* _Problem statement_
Reproduce this listing line for line, without changing anything.

Layout element annotations:
*****

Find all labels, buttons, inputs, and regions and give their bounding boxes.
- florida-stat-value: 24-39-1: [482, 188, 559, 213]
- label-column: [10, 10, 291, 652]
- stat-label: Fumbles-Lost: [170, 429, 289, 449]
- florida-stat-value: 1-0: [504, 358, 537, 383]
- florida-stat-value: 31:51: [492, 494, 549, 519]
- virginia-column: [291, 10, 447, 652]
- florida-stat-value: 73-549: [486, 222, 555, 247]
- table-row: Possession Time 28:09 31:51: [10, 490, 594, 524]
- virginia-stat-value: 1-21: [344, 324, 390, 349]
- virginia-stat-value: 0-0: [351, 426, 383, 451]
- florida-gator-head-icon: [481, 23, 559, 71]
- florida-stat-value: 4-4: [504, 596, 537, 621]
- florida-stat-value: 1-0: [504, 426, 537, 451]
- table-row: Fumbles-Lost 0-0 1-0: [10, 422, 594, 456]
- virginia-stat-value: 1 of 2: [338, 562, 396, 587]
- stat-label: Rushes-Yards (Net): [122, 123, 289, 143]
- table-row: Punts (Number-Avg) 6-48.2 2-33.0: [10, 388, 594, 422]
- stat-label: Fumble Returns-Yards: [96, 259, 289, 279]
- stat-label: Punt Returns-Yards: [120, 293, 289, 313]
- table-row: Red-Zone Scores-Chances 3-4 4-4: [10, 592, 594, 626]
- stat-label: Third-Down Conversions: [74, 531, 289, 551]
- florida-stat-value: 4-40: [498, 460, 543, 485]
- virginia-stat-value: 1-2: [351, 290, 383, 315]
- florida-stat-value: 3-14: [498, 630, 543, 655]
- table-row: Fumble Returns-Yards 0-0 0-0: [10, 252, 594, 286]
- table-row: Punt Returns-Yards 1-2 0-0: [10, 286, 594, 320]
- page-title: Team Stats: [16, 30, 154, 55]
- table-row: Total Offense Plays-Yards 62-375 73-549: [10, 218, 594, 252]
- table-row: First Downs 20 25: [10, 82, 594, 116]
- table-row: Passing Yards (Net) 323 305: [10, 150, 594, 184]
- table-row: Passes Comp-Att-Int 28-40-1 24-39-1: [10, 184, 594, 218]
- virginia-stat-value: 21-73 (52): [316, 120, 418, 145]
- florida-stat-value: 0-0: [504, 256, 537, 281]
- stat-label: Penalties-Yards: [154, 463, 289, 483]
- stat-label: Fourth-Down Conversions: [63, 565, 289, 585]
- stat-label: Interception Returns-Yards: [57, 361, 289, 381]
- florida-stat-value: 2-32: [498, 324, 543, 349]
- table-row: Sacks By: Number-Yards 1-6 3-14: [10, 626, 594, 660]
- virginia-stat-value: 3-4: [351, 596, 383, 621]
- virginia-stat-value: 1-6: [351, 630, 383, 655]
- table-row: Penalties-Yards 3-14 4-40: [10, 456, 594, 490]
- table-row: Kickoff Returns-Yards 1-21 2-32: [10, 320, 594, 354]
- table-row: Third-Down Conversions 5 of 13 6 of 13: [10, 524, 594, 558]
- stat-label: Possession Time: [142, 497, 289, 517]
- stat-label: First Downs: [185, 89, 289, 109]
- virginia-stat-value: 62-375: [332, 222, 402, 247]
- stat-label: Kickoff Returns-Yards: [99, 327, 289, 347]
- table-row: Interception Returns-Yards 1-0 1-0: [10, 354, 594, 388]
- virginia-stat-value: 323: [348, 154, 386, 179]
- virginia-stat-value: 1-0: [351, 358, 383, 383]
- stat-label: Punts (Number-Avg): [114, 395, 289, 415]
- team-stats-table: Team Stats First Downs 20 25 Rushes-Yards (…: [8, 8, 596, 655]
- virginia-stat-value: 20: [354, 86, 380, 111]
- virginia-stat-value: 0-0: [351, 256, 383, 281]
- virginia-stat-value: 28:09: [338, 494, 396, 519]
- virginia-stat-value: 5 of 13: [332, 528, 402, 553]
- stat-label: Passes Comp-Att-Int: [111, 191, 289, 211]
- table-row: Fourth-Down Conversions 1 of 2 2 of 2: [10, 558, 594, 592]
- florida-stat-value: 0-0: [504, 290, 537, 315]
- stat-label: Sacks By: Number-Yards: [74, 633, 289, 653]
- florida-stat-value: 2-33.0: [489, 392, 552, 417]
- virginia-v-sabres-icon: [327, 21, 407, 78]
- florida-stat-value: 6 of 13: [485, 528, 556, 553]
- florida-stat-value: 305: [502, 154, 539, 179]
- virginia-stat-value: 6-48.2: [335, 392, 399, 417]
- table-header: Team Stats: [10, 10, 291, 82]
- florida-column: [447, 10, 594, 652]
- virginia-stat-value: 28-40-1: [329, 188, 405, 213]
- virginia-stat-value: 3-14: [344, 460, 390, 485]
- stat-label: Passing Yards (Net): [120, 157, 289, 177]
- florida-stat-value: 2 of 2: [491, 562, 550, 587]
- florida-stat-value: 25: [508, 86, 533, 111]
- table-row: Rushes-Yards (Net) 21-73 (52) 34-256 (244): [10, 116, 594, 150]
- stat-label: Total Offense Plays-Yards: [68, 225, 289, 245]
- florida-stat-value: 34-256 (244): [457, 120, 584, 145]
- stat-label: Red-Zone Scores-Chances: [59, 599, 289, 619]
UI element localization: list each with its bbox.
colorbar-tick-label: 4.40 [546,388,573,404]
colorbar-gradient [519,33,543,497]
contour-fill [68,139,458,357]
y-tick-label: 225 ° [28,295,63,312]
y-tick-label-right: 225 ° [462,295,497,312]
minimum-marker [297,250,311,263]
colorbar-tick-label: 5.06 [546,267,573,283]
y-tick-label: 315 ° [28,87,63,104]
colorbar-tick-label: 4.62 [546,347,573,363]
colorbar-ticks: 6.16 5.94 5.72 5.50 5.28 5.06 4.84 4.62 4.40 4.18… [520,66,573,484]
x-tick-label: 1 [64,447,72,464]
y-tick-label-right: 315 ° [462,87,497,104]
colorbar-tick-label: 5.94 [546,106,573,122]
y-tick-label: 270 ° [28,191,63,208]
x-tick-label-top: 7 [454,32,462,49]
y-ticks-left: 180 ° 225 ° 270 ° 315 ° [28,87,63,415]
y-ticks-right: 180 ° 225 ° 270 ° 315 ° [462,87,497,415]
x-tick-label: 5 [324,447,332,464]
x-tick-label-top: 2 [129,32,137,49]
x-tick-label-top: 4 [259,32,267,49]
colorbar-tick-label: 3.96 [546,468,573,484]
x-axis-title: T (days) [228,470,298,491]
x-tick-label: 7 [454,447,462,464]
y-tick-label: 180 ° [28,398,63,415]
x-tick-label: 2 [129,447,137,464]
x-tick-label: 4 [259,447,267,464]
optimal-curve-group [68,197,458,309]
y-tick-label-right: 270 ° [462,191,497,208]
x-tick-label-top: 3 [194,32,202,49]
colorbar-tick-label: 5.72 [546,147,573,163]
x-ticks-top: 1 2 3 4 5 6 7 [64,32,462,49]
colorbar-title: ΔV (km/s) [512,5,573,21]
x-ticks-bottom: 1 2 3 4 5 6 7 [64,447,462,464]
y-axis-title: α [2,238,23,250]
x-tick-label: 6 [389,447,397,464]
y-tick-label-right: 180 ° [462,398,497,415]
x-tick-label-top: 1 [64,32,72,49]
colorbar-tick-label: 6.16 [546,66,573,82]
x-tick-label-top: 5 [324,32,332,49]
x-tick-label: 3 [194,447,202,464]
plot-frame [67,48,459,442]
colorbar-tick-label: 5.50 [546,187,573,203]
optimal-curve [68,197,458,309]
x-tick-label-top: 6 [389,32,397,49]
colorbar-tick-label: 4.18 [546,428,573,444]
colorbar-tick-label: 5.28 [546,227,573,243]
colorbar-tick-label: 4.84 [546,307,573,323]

*****

* _Response for this exercise_
Find all labels, buttons, inputs, and regions and give their bounding boxes.
- florida-stat-value: 24-39-1: [482, 188, 559, 213]
- label-column: [10, 10, 291, 652]
- stat-label: Fumbles-Lost: [170, 429, 289, 449]
- florida-stat-value: 1-0: [504, 358, 537, 383]
- florida-stat-value: 31:51: [492, 494, 549, 519]
- virginia-column: [291, 10, 447, 652]
- florida-stat-value: 73-549: [486, 222, 555, 247]
- table-row: Possession Time 28:09 31:51: [10, 490, 594, 524]
- virginia-stat-value: 1-21: [344, 324, 390, 349]
- virginia-stat-value: 0-0: [351, 426, 383, 451]
- florida-gator-head-icon: [481, 23, 559, 71]
- florida-stat-value: 4-4: [504, 596, 537, 621]
- florida-stat-value: 1-0: [504, 426, 537, 451]
- table-row: Fumbles-Lost 0-0 1-0: [10, 422, 594, 456]
- virginia-stat-value: 1 of 2: [338, 562, 396, 587]
- stat-label: Rushes-Yards (Net): [122, 123, 289, 143]
- table-row: Punts (Number-Avg) 6-48.2 2-33.0: [10, 388, 594, 422]
- stat-label: Fumble Returns-Yards: [96, 259, 289, 279]
- stat-label: Punt Returns-Yards: [120, 293, 289, 313]
- table-row: Red-Zone Scores-Chances 3-4 4-4: [10, 592, 594, 626]
- stat-label: Third-Down Conversions: [74, 531, 289, 551]
- florida-stat-value: 4-40: [498, 460, 543, 485]
- virginia-stat-value: 1-2: [351, 290, 383, 315]
- florida-stat-value: 3-14: [498, 630, 543, 655]
- table-row: Fumble Returns-Yards 0-0 0-0: [10, 252, 594, 286]
- table-row: Punt Returns-Yards 1-2 0-0: [10, 286, 594, 320]
- page-title: Team Stats: [16, 30, 154, 55]
- table-row: Total Offense Plays-Yards 62-375 73-549: [10, 218, 594, 252]
- table-row: First Downs 20 25: [10, 82, 594, 116]
- table-row: Passing Yards (Net) 323 305: [10, 150, 594, 184]
- table-row: Passes Comp-Att-Int 28-40-1 24-39-1: [10, 184, 594, 218]
- virginia-stat-value: 21-73 (52): [316, 120, 418, 145]
- florida-stat-value: 0-0: [504, 256, 537, 281]
- stat-label: Penalties-Yards: [154, 463, 289, 483]
- stat-label: Fourth-Down Conversions: [63, 565, 289, 585]
- stat-label: Interception Returns-Yards: [57, 361, 289, 381]
- florida-stat-value: 2-32: [498, 324, 543, 349]
- table-row: Sacks By: Number-Yards 1-6 3-14: [10, 626, 594, 660]
- virginia-stat-value: 3-4: [351, 596, 383, 621]
- virginia-stat-value: 1-6: [351, 630, 383, 655]
- table-row: Penalties-Yards 3-14 4-40: [10, 456, 594, 490]
- table-row: Kickoff Returns-Yards 1-21 2-32: [10, 320, 594, 354]
- table-row: Third-Down Conversions 5 of 13 6 of 13: [10, 524, 594, 558]
- stat-label: Possession Time: [142, 497, 289, 517]
- stat-label: First Downs: [185, 89, 289, 109]
- virginia-stat-value: 62-375: [332, 222, 402, 247]
- stat-label: Kickoff Returns-Yards: [99, 327, 289, 347]
- table-row: Interception Returns-Yards 1-0 1-0: [10, 354, 594, 388]
- virginia-stat-value: 323: [348, 154, 386, 179]
- virginia-stat-value: 1-0: [351, 358, 383, 383]
- stat-label: Punts (Number-Avg): [114, 395, 289, 415]
- team-stats-table: Team Stats First Downs 20 25 Rushes-Yards (…: [8, 8, 596, 655]
- virginia-stat-value: 20: [354, 86, 380, 111]
- virginia-stat-value: 0-0: [351, 256, 383, 281]
- virginia-stat-value: 28:09: [338, 494, 396, 519]
- virginia-stat-value: 5 of 13: [332, 528, 402, 553]
- stat-label: Passes Comp-Att-Int: [111, 191, 289, 211]
- table-row: Fourth-Down Conversions 1 of 2 2 of 2: [10, 558, 594, 592]
- florida-stat-value: 0-0: [504, 290, 537, 315]
- stat-label: Sacks By: Number-Yards: [74, 633, 289, 653]
- florida-stat-value: 2-33.0: [489, 392, 552, 417]
- virginia-v-sabres-icon: [327, 21, 407, 78]
- florida-stat-value: 6 of 13: [485, 528, 556, 553]
- florida-stat-value: 305: [502, 154, 539, 179]
- virginia-stat-value: 6-48.2: [335, 392, 399, 417]
- table-header: Team Stats: [10, 10, 291, 82]
- florida-column: [447, 10, 594, 652]
- virginia-stat-value: 28-40-1: [329, 188, 405, 213]
- virginia-stat-value: 3-14: [344, 460, 390, 485]
- stat-label: Passing Yards (Net): [120, 157, 289, 177]
- florida-stat-value: 2 of 2: [491, 562, 550, 587]
- florida-stat-value: 25: [508, 86, 533, 111]
- table-row: Rushes-Yards (Net) 21-73 (52) 34-256 (244): [10, 116, 594, 150]
- stat-label: Total Offense Plays-Yards: [68, 225, 289, 245]
- florida-stat-value: 34-256 (244): [457, 120, 584, 145]
- stat-label: Red-Zone Scores-Chances: [59, 599, 289, 619]
UI element localization: list each with its bbox.
colorbar-tick-label: 4.40 [546,388,573,404]
colorbar-gradient [519,33,543,497]
contour-fill [68,139,458,357]
y-tick-label: 225 ° [28,295,63,312]
y-tick-label-right: 225 ° [462,295,497,312]
minimum-marker [297,250,311,263]
colorbar-tick-label: 5.06 [546,267,573,283]
y-tick-label: 315 ° [28,87,63,104]
colorbar-tick-label: 4.62 [546,347,573,363]
colorbar-ticks: 6.16 5.94 5.72 5.50 5.28 5.06 4.84 4.62 4.40 4.18… [520,66,573,484]
x-tick-label: 1 [64,447,72,464]
y-tick-label-right: 315 ° [462,87,497,104]
colorbar-tick-label: 5.94 [546,106,573,122]
y-tick-label: 270 ° [28,191,63,208]
x-tick-label-top: 7 [454,32,462,49]
y-ticks-left: 180 ° 225 ° 270 ° 315 ° [28,87,63,415]
y-ticks-right: 180 ° 225 ° 270 ° 315 ° [462,87,497,415]
x-tick-label: 5 [324,447,332,464]
x-tick-label-top: 2 [129,32,137,49]
x-tick-label-top: 4 [259,32,267,49]
colorbar-tick-label: 3.96 [546,468,573,484]
x-axis-title: T (days) [228,470,298,491]
x-tick-label: 7 [454,447,462,464]
y-tick-label: 180 ° [28,398,63,415]
x-tick-label: 2 [129,447,137,464]
x-tick-label: 4 [259,447,267,464]
optimal-curve-group [68,197,458,309]
y-tick-label-right: 270 ° [462,191,497,208]
x-tick-label-top: 3 [194,32,202,49]
colorbar-tick-label: 5.72 [546,147,573,163]
x-ticks-top: 1 2 3 4 5 6 7 [64,32,462,49]
colorbar-title: ΔV (km/s) [512,5,573,21]
x-ticks-bottom: 1 2 3 4 5 6 7 [64,447,462,464]
y-axis-title: α [2,238,23,250]
x-tick-label: 6 [389,447,397,464]
y-tick-label-right: 180 ° [462,398,497,415]
x-tick-label-top: 1 [64,32,72,49]
colorbar-tick-label: 6.16 [546,66,573,82]
x-tick-label-top: 5 [324,32,332,49]
x-tick-label: 3 [194,447,202,464]
plot-frame [67,48,459,442]
colorbar-tick-label: 5.50 [546,187,573,203]
optimal-curve [68,197,458,309]
x-tick-label-top: 6 [389,32,397,49]
colorbar-tick-label: 4.18 [546,428,573,444]
colorbar-tick-label: 5.28 [546,227,573,243]
colorbar-tick-label: 4.84 [546,307,573,323]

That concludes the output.